• Written request:
Wherever a line in the data below holds "name", copy that line.

--- Start of Task inputs ---

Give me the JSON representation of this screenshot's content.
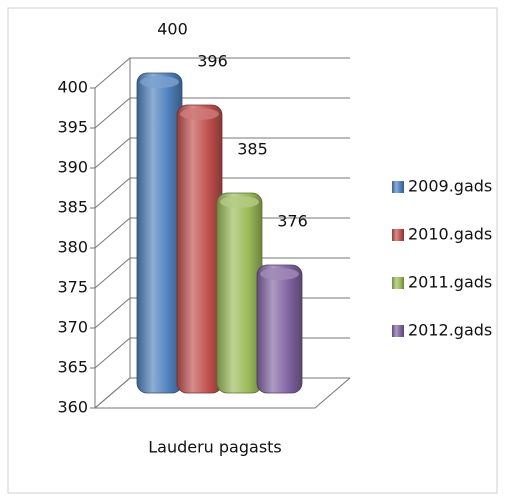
{
  "chart_data": {
    "type": "bar3d",
    "categories": [
      "Lauderu pagasts"
    ],
    "series": [
      {
        "name": "2009.gads",
        "color": "#4f81bd",
        "values": [
          400
        ]
      },
      {
        "name": "2010.gads",
        "color": "#c0504d",
        "values": [
          396
        ]
      },
      {
        "name": "2011.gads",
        "color": "#9bbb59",
        "values": [
          385
        ]
      },
      {
        "name": "2012.gads",
        "color": "#8064a2",
        "values": [
          376
        ]
      }
    ],
    "ylim": [
      360,
      400
    ],
    "yticks": [
      360,
      365,
      370,
      375,
      380,
      385,
      390,
      395,
      400
    ],
    "grid": true,
    "legend": "right"
  }
}
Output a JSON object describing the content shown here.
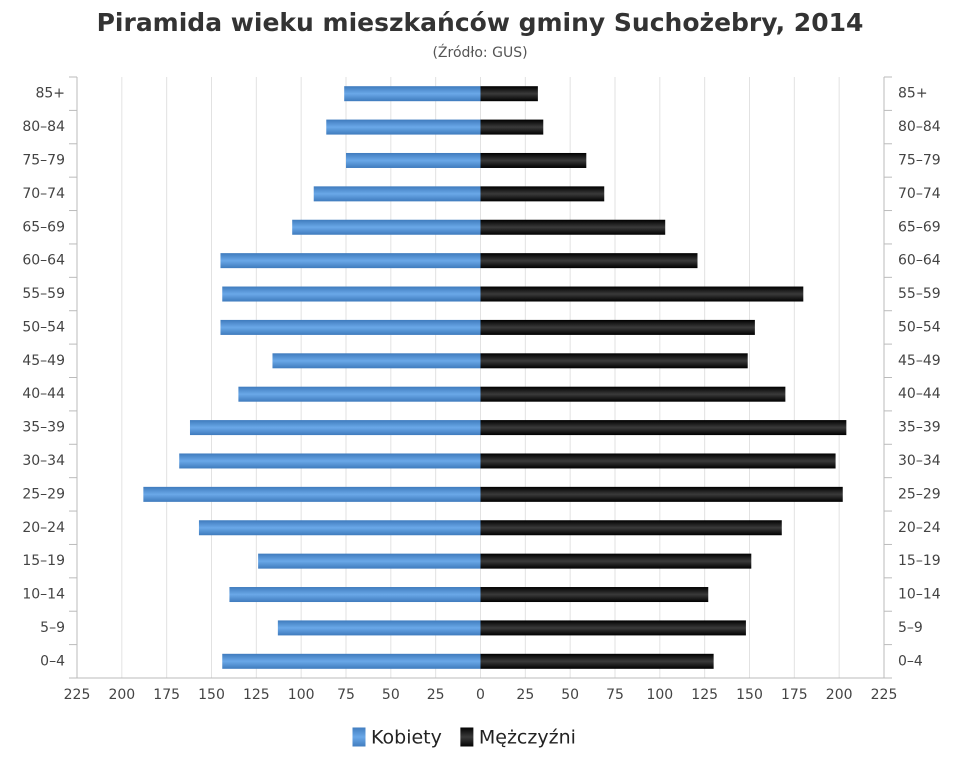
{
  "chart_data": {
    "type": "pyramid",
    "title": "Piramida wieku mieszkańców gminy Suchożebry, 2014",
    "subtitle": "(Źródło: GUS)",
    "categories": [
      "0–4",
      "5–9",
      "10–14",
      "15–19",
      "20–24",
      "25–29",
      "30–34",
      "35–39",
      "40–44",
      "45–49",
      "50–54",
      "55–59",
      "60–64",
      "65–69",
      "70–74",
      "75–79",
      "80–84",
      "85+"
    ],
    "series": [
      {
        "name": "Kobiety",
        "color": "#4a8bd0",
        "values": [
          -144,
          -113,
          -140,
          -124,
          -157,
          -188,
          -168,
          -162,
          -135,
          -116,
          -145,
          -144,
          -145,
          -105,
          -93,
          -75,
          -86,
          -76
        ]
      },
      {
        "name": "Mężczyźni",
        "color": "#1a1a1a",
        "values": [
          130,
          148,
          127,
          151,
          168,
          202,
          198,
          204,
          170,
          149,
          153,
          180,
          121,
          103,
          69,
          59,
          35,
          32
        ]
      }
    ],
    "xlim": [
      -225,
      225
    ],
    "xticks": [
      {
        "value": -225,
        "label": "225"
      },
      {
        "value": -200,
        "label": "200"
      },
      {
        "value": -175,
        "label": "175"
      },
      {
        "value": -150,
        "label": "150"
      },
      {
        "value": -125,
        "label": "125"
      },
      {
        "value": -100,
        "label": "100"
      },
      {
        "value": -75,
        "label": "75"
      },
      {
        "value": -50,
        "label": "50"
      },
      {
        "value": -25,
        "label": "25"
      },
      0,
      25,
      50,
      75,
      100,
      125,
      150,
      175,
      200,
      225
    ],
    "grid": true
  }
}
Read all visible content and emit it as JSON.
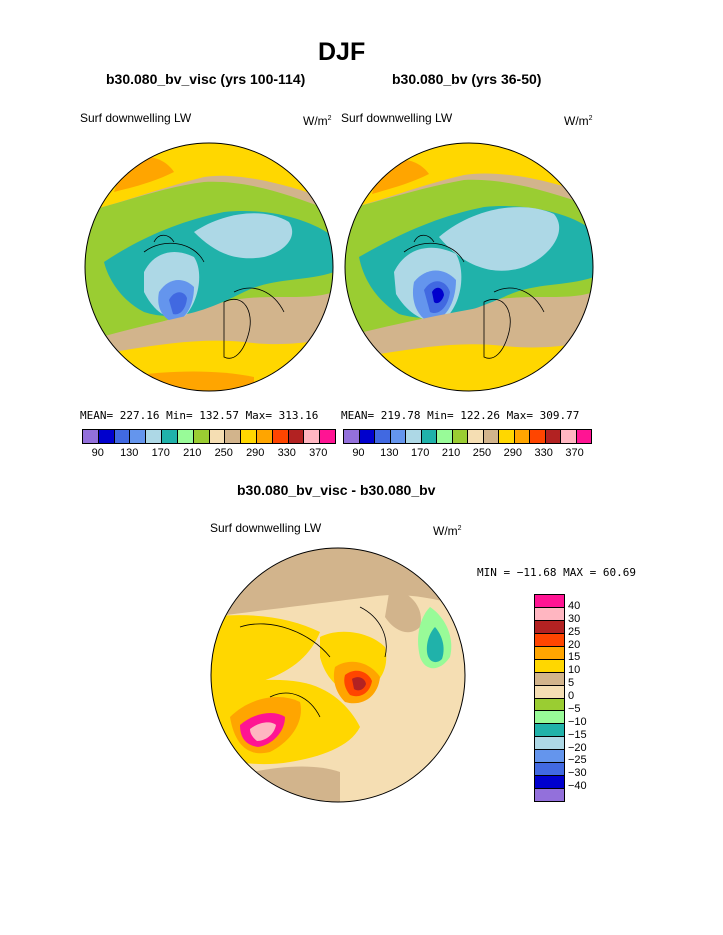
{
  "title": "DJF",
  "panels": [
    {
      "case": "b30.080_bv_visc (yrs 100-114)",
      "variable": "Surf downwelling LW",
      "units": "W/m",
      "units_exp": "2",
      "stats": "MEAN= 227.16  Min= 132.57  Max= 313.16"
    },
    {
      "case": "b30.080_bv (yrs 36-50)",
      "variable": "Surf downwelling LW",
      "units": "W/m",
      "units_exp": "2",
      "stats": "MEAN= 219.78  Min= 122.26  Max= 309.77"
    }
  ],
  "abs_colorbar": {
    "colors": [
      "#9370db",
      "#0000cd",
      "#4169e1",
      "#6495ed",
      "#add8e6",
      "#20b2aa",
      "#98fb98",
      "#9acd32",
      "#f5deb3",
      "#d2b48c",
      "#ffd700",
      "#ffa500",
      "#ff4500",
      "#b22222",
      "#ffb6c1",
      "#ff1493"
    ],
    "ticks": [
      "90",
      "130",
      "170",
      "210",
      "250",
      "290",
      "330",
      "370"
    ]
  },
  "diff": {
    "case": "b30.080_bv_visc - b30.080_bv",
    "variable": "Surf downwelling LW",
    "units": "W/m",
    "units_exp": "2",
    "stats": "MIN = −11.68 MAX =  60.69",
    "colors": [
      "#ff1493",
      "#ffb6c1",
      "#b22222",
      "#ff4500",
      "#ffa500",
      "#ffd700",
      "#d2b48c",
      "#f5deb3",
      "#9acd32",
      "#98fb98",
      "#20b2aa",
      "#add8e6",
      "#6495ed",
      "#4169e1",
      "#0000cd",
      "#9370db"
    ],
    "ticks": [
      "40",
      "30",
      "25",
      "20",
      "15",
      "10",
      "5",
      "0",
      "−5",
      "−10",
      "−15",
      "−20",
      "−25",
      "−30",
      "−40"
    ]
  }
}
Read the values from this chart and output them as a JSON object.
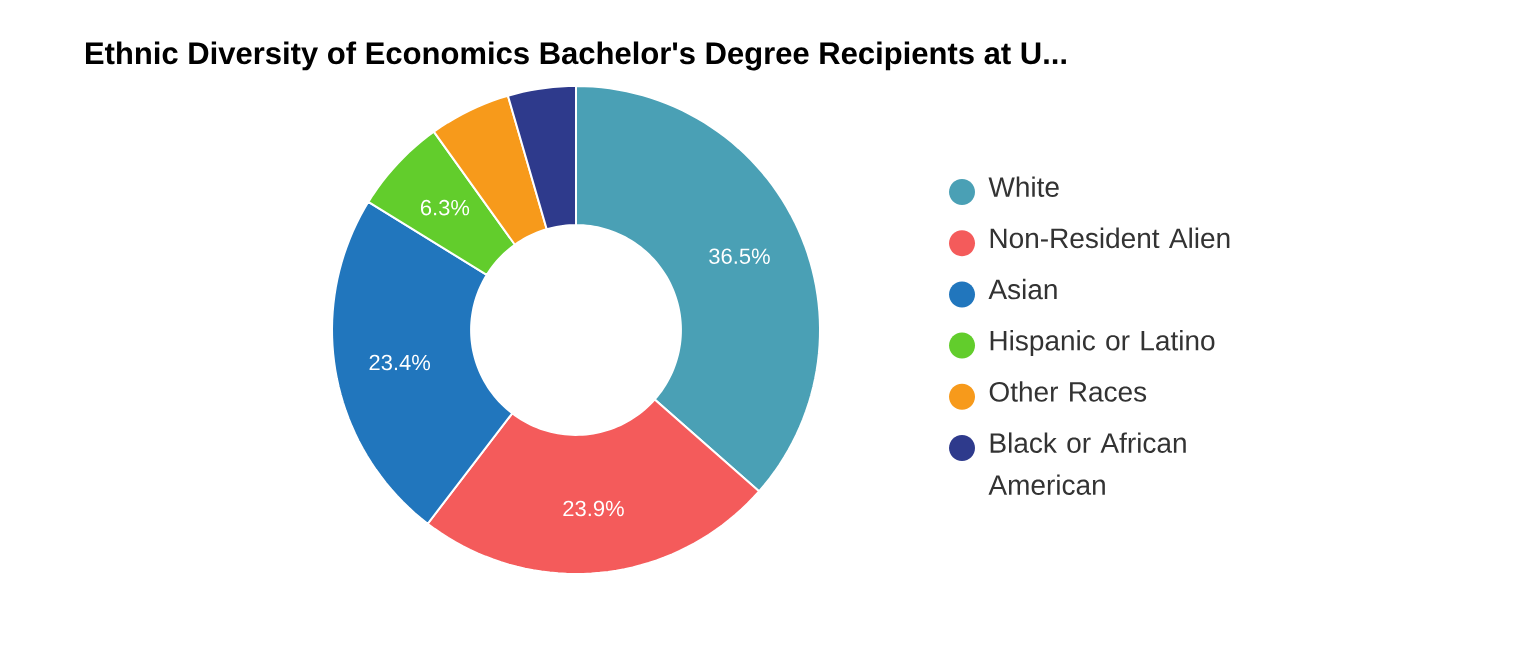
{
  "chart_data": {
    "type": "donut",
    "title": "Ethnic Diversity of Economics Bachelor's Degree Recipients at U...",
    "categories": [
      "White",
      "Non-Resident Alien",
      "Asian",
      "Hispanic or Latino",
      "Other Races",
      "Black or African American"
    ],
    "values": [
      36.5,
      23.9,
      23.4,
      6.3,
      5.4,
      4.5
    ],
    "colors": [
      "#4aa0b5",
      "#f45b5b",
      "#2176bd",
      "#62cd2c",
      "#f79a1b",
      "#2e3a8c"
    ],
    "value_labels": [
      "36.5%",
      "23.9%",
      "23.4%",
      "6.3%",
      null,
      null
    ],
    "legend": "right"
  }
}
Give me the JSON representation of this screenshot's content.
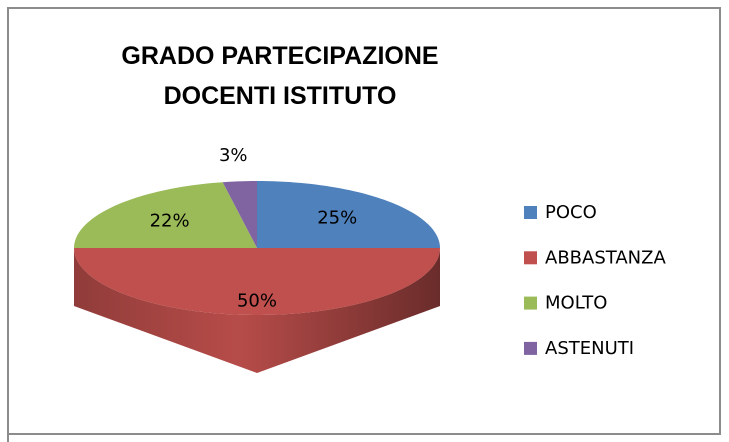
{
  "chart_data": {
    "type": "pie3d",
    "title": "GRADO PARTECIPAZIONE DOCENTI ISTITUTO",
    "categories": [
      "POCO",
      "ABBASTANZA",
      "MOLTO",
      "ASTENUTI"
    ],
    "values": [
      25,
      50,
      22,
      3
    ],
    "value_labels": [
      "25%",
      "50%",
      "22%",
      "3%"
    ],
    "colors": [
      "#4f81bd",
      "#c0504d",
      "#9bbb59",
      "#8064a2"
    ],
    "legend": "right"
  }
}
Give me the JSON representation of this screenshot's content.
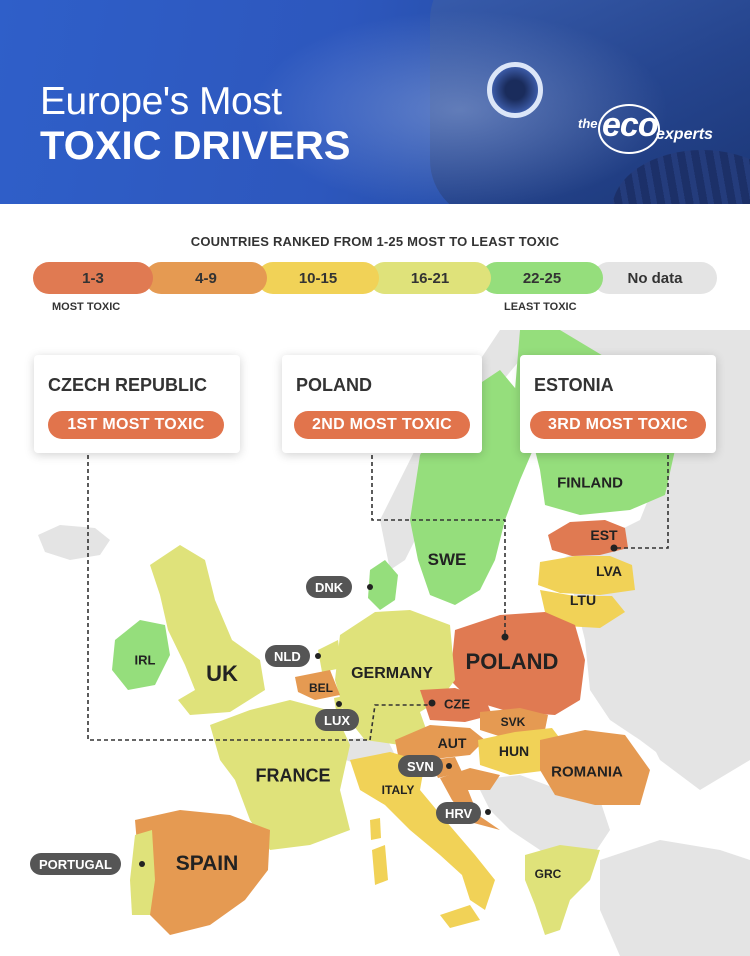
{
  "header": {
    "title_line1": "Europe's Most",
    "title_line2": "TOXIC DRIVERS",
    "logo": {
      "the": "the",
      "eco": "eco",
      "experts": "experts"
    }
  },
  "legend": {
    "title": "COUNTRIES RANKED FROM 1-25 MOST TO LEAST TOXIC",
    "items": [
      {
        "label": "1-3",
        "color": "#e07a52"
      },
      {
        "label": "4-9",
        "color": "#e59a52"
      },
      {
        "label": "10-15",
        "color": "#f1d257"
      },
      {
        "label": "16-21",
        "color": "#dfe27a"
      },
      {
        "label": "22-25",
        "color": "#95de7c"
      },
      {
        "label": "No data",
        "color": "#e4e4e4"
      }
    ],
    "most_toxic": "MOST TOXIC",
    "least_toxic": "LEAST TOXIC"
  },
  "callouts": [
    {
      "country": "CZECH REPUBLIC",
      "rank": "1ST MOST TOXIC"
    },
    {
      "country": "POLAND",
      "rank": "2ND MOST TOXIC"
    },
    {
      "country": "ESTONIA",
      "rank": "3RD MOST TOXIC"
    }
  ],
  "map_labels": {
    "finland": "FINLAND",
    "swe": "SWE",
    "est": "EST",
    "lva": "LVA",
    "ltu": "LTU",
    "poland": "POLAND",
    "irl": "IRL",
    "uk": "UK",
    "germany": "GERMANY",
    "bel": "BEL",
    "cze": "CZE",
    "svk": "SVK",
    "aut": "AUT",
    "hun": "HUN",
    "romania": "ROMANIA",
    "france": "FRANCE",
    "italy": "ITALY",
    "spain": "SPAIN",
    "grc": "GRC"
  },
  "tags": {
    "dnk": "DNK",
    "nld": "NLD",
    "lux": "LUX",
    "svn": "SVN",
    "hrv": "HRV",
    "portugal": "PORTUGAL"
  }
}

--- End of Task inputs ---

• Expected answer:
        "name": "2009.gads",
        "name": "2010.gads",
        "name": "2011.gads",
        "name": "2012.gads",
        "name": "Kobiety",
        "name": "Mężczyźni",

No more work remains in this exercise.